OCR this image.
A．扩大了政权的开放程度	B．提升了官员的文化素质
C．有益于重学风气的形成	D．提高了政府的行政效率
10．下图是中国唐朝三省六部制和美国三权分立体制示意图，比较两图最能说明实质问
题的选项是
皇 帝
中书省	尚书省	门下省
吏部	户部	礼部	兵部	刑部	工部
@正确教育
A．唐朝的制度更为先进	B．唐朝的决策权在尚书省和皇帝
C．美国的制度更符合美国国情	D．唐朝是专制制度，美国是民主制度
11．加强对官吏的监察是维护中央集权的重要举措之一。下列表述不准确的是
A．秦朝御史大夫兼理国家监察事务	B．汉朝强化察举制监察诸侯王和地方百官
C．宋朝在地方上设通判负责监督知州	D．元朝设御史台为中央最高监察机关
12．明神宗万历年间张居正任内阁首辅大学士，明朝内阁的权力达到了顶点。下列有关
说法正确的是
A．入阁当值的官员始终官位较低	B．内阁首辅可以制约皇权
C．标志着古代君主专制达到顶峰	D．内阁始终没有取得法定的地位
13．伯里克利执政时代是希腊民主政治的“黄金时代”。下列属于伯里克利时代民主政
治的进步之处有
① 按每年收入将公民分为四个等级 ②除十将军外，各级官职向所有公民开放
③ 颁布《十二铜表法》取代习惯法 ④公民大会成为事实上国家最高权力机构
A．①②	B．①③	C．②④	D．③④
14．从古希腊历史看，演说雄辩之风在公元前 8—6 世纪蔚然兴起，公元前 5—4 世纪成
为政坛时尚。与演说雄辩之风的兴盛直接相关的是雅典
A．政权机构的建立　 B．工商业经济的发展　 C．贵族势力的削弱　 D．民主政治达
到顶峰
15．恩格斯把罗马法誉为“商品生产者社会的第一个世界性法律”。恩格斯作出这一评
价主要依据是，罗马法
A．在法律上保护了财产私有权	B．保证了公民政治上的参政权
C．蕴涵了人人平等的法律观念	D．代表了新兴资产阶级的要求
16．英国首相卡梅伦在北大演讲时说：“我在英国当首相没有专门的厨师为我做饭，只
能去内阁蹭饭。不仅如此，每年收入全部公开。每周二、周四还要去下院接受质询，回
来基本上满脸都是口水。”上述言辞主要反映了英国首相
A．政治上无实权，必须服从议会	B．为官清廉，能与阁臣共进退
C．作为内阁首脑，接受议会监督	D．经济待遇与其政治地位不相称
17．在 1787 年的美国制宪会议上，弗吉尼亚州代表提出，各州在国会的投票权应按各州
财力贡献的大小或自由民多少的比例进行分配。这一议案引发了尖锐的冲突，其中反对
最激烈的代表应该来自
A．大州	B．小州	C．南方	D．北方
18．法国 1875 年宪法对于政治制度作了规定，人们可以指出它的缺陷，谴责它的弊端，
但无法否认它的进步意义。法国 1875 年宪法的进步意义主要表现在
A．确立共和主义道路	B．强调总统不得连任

→ **Exercise description**:
Reproduce the full listing word for word.

→ **Reply to the task**:
OCR this image.
A．扩大了政权的开放程度	B．提升了官员的文化素质
C．有益于重学风气的形成	D．提高了政府的行政效率
10．下图是中国唐朝三省六部制和美国三权分立体制示意图，比较两图最能说明实质问
题的选项是
皇 帝
中书省	尚书省	门下省
吏部	户部	礼部	兵部	刑部	工部
@正确教育
A．唐朝的制度更为先进	B．唐朝的决策权在尚书省和皇帝
C．美国的制度更符合美国国情	D．唐朝是专制制度，美国是民主制度
11．加强对官吏的监察是维护中央集权的重要举措之一。下列表述不准确的是
A．秦朝御史大夫兼理国家监察事务	B．汉朝强化察举制监察诸侯王和地方百官
C．宋朝在地方上设通判负责监督知州	D．元朝设御史台为中央最高监察机关
12．明神宗万历年间张居正任内阁首辅大学士，明朝内阁的权力达到了顶点。下列有关
说法正确的是
A．入阁当值的官员始终官位较低	B．内阁首辅可以制约皇权
C．标志着古代君主专制达到顶峰	D．内阁始终没有取得法定的地位
13．伯里克利执政时代是希腊民主政治的“黄金时代”。下列属于伯里克利时代民主政
治的进步之处有
① 按每年收入将公民分为四个等级 ②除十将军外，各级官职向所有公民开放
③ 颁布《十二铜表法》取代习惯法 ④公民大会成为事实上国家最高权力机构
A．①②	B．①③	C．②④	D．③④
14．从古希腊历史看，演说雄辩之风在公元前 8—6 世纪蔚然兴起，公元前 5—4 世纪成
为政坛时尚。与演说雄辩之风的兴盛直接相关的是雅典
A．政权机构的建立　 B．工商业经济的发展　 C．贵族势力的削弱　 D．民主政治达
到顶峰
15．恩格斯把罗马法誉为“商品生产者社会的第一个世界性法律”。恩格斯作出这一评
价主要依据是，罗马法
A．在法律上保护了财产私有权	B．保证了公民政治上的参政权
C．蕴涵了人人平等的法律观念	D．代表了新兴资产阶级的要求
16．英国首相卡梅伦在北大演讲时说：“我在英国当首相没有专门的厨师为我做饭，只
能去内阁蹭饭。不仅如此，每年收入全部公开。每周二、周四还要去下院接受质询，回
来基本上满脸都是口水。”上述言辞主要反映了英国首相
A．政治上无实权，必须服从议会	B．为官清廉，能与阁臣共进退
C．作为内阁首脑，接受议会监督	D．经济待遇与其政治地位不相称
17．在 1787 年的美国制宪会议上，弗吉尼亚州代表提出，各州在国会的投票权应按各州
财力贡献的大小或自由民多少的比例进行分配。这一议案引发了尖锐的冲突，其中反对
最激烈的代表应该来自
A．大州	B．小州	C．南方	D．北方
18．法国 1875 年宪法对于政治制度作了规定，人们可以指出它的缺陷，谴责它的弊端，
但无法否认它的进步意义。法国 1875 年宪法的进步意义主要表现在
A．确立共和主义道路	B．强调总统不得连任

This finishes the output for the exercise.